* The records
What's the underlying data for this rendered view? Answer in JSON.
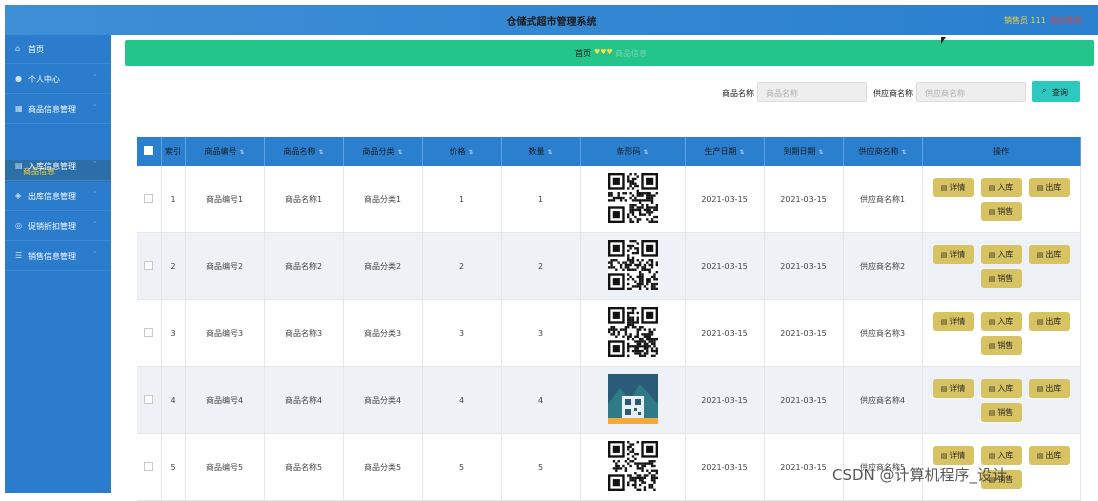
{
  "app": {
    "title": "仓储式超市管理系统",
    "user": "销售员 111",
    "logout": "退出登录"
  },
  "sidebar": {
    "items": [
      {
        "icon": "home-icon",
        "glyph": "⌂",
        "label": "首页",
        "chev": ""
      },
      {
        "icon": "user-icon",
        "glyph": "●",
        "label": "个人中心",
        "chev": "˅"
      },
      {
        "icon": "list-icon",
        "glyph": "▦",
        "label": "商品信息管理",
        "chev": "˄"
      },
      {
        "icon": "inbound-icon",
        "glyph": "▤",
        "label": "入库信息管理",
        "chev": "˅"
      },
      {
        "icon": "outbound-icon",
        "glyph": "◈",
        "label": "出库信息管理",
        "chev": "˅"
      },
      {
        "icon": "promo-icon",
        "glyph": "◎",
        "label": "促销折扣管理",
        "chev": "˅"
      },
      {
        "icon": "sales-icon",
        "glyph": "☰",
        "label": "销售信息管理",
        "chev": "˅"
      }
    ],
    "sub": "商品信息"
  },
  "banner": {
    "crumb": "首页",
    "hearts": "♥♥♥",
    "page": "商品信息"
  },
  "search": {
    "name_label": "商品名称",
    "name_placeholder": "商品名称",
    "supplier_label": "供应商名称",
    "supplier_placeholder": "供应商名称",
    "button": "查询"
  },
  "table": {
    "headers": [
      "",
      "索引",
      "商品编号",
      "商品名称",
      "商品分类",
      "价格",
      "数量",
      "条形码",
      "生产日期",
      "到期日期",
      "供应商名称",
      "操作"
    ],
    "sortable": [
      false,
      false,
      true,
      true,
      true,
      true,
      true,
      true,
      true,
      true,
      true,
      false
    ],
    "rows": [
      {
        "idx": "1",
        "code": "商品编号1",
        "name": "商品名称1",
        "cat": "商品分类1",
        "price": "1",
        "qty": "1",
        "prod": "2021-03-15",
        "exp": "2021-03-15",
        "supplier": "供应商名称1"
      },
      {
        "idx": "2",
        "code": "商品编号2",
        "name": "商品名称2",
        "cat": "商品分类2",
        "price": "2",
        "qty": "2",
        "prod": "2021-03-15",
        "exp": "2021-03-15",
        "supplier": "供应商名称2"
      },
      {
        "idx": "3",
        "code": "商品编号3",
        "name": "商品名称3",
        "cat": "商品分类3",
        "price": "3",
        "qty": "3",
        "prod": "2021-03-15",
        "exp": "2021-03-15",
        "supplier": "供应商名称3"
      },
      {
        "idx": "4",
        "code": "商品编号4",
        "name": "商品名称4",
        "cat": "商品分类4",
        "price": "4",
        "qty": "4",
        "prod": "2021-03-15",
        "exp": "2021-03-15",
        "supplier": "供应商名称4"
      },
      {
        "idx": "5",
        "code": "商品编号5",
        "name": "商品名称5",
        "cat": "商品分类5",
        "price": "5",
        "qty": "5",
        "prod": "2021-03-15",
        "exp": "2021-03-15",
        "supplier": "供应商名称5"
      }
    ],
    "actions": [
      {
        "key": "detail",
        "label": "详情"
      },
      {
        "key": "inbound",
        "label": "入库"
      },
      {
        "key": "outbound",
        "label": "出库"
      },
      {
        "key": "sell",
        "label": "销售"
      }
    ]
  },
  "watermark": "CSDN @计算机程序_设计",
  "colors": {
    "header": "#2a7fcf",
    "banner": "#23c58a",
    "action": "#d8c363",
    "search": "#2dc8c0"
  }
}
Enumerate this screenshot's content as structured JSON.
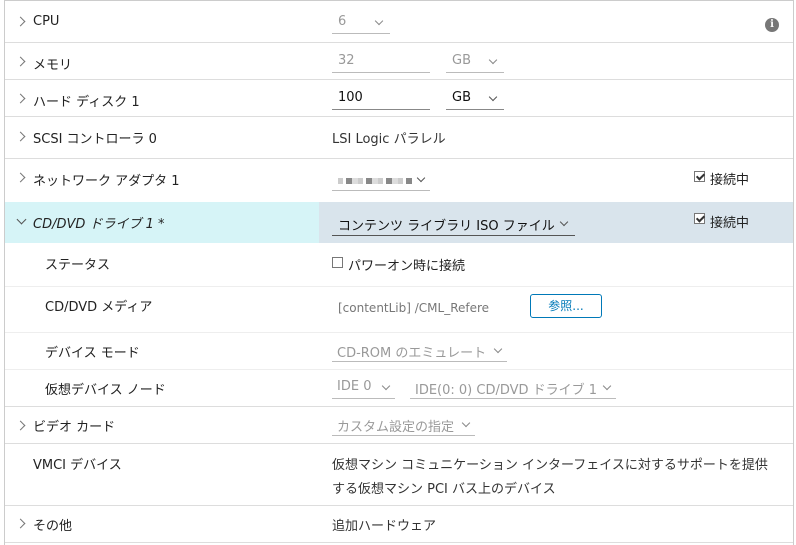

* Prompt
Retype the whole listing, keeping every line identical and omitting all pictures.

* Written response
What's the underlying data for this rendered view? Answer in JSON.
{
  "app": {
    "title": "仓储式超市管理系统",
    "user": "销售员 111",
    "logout": "退出登录"
  },
  "sidebar": {
    "items": [
      {
        "icon": "home-icon",
        "glyph": "⌂",
        "label": "首页",
        "chev": ""
      },
      {
        "icon": "user-icon",
        "glyph": "●",
        "label": "个人中心",
        "chev": "˅"
      },
      {
        "icon": "list-icon",
        "glyph": "▦",
        "label": "商品信息管理",
        "chev": "˄"
      },
      {
        "icon": "inbound-icon",
        "glyph": "▤",
        "label": "入库信息管理",
        "chev": "˅"
      },
      {
        "icon": "outbound-icon",
        "glyph": "◈",
        "label": "出库信息管理",
        "chev": "˅"
      },
      {
        "icon": "promo-icon",
        "glyph": "◎",
        "label": "促销折扣管理",
        "chev": "˅"
      },
      {
        "icon": "sales-icon",
        "glyph": "☰",
        "label": "销售信息管理",
        "chev": "˅"
      }
    ],
    "sub": "商品信息"
  },
  "banner": {
    "crumb": "首页",
    "hearts": "♥♥♥",
    "page": "商品信息"
  },
  "search": {
    "name_label": "商品名称",
    "name_placeholder": "商品名称",
    "supplier_label": "供应商名称",
    "supplier_placeholder": "供应商名称",
    "button": "查询"
  },
  "table": {
    "headers": [
      "",
      "索引",
      "商品编号",
      "商品名称",
      "商品分类",
      "价格",
      "数量",
      "条形码",
      "生产日期",
      "到期日期",
      "供应商名称",
      "操作"
    ],
    "sortable": [
      false,
      false,
      true,
      true,
      true,
      true,
      true,
      true,
      true,
      true,
      true,
      false
    ],
    "rows": [
      {
        "idx": "1",
        "code": "商品编号1",
        "name": "商品名称1",
        "cat": "商品分类1",
        "price": "1",
        "qty": "1",
        "prod": "2021-03-15",
        "exp": "2021-03-15",
        "supplier": "供应商名称1"
      },
      {
        "idx": "2",
        "code": "商品编号2",
        "name": "商品名称2",
        "cat": "商品分类2",
        "price": "2",
        "qty": "2",
        "prod": "2021-03-15",
        "exp": "2021-03-15",
        "supplier": "供应商名称2"
      },
      {
        "idx": "3",
        "code": "商品编号3",
        "name": "商品名称3",
        "cat": "商品分类3",
        "price": "3",
        "qty": "3",
        "prod": "2021-03-15",
        "exp": "2021-03-15",
        "supplier": "供应商名称3"
      },
      {
        "idx": "4",
        "code": "商品编号4",
        "name": "商品名称4",
        "cat": "商品分类4",
        "price": "4",
        "qty": "4",
        "prod": "2021-03-15",
        "exp": "2021-03-15",
        "supplier": "供应商名称4"
      },
      {
        "idx": "5",
        "code": "商品编号5",
        "name": "商品名称5",
        "cat": "商品分类5",
        "price": "5",
        "qty": "5",
        "prod": "2021-03-15",
        "exp": "2021-03-15",
        "supplier": "供应商名称5"
      }
    ],
    "actions": [
      {
        "key": "detail",
        "label": "详情"
      },
      {
        "key": "inbound",
        "label": "入库"
      },
      {
        "key": "outbound",
        "label": "出库"
      },
      {
        "key": "sell",
        "label": "销售"
      }
    ]
  },
  "watermark": "CSDN @计算机程序_设计",
  "colors": {
    "header": "#2a7fcf",
    "banner": "#23c58a",
    "action": "#d8c363",
    "search": "#2dc8c0"
  }
}
Enumerate this screenshot's content as structured JSON.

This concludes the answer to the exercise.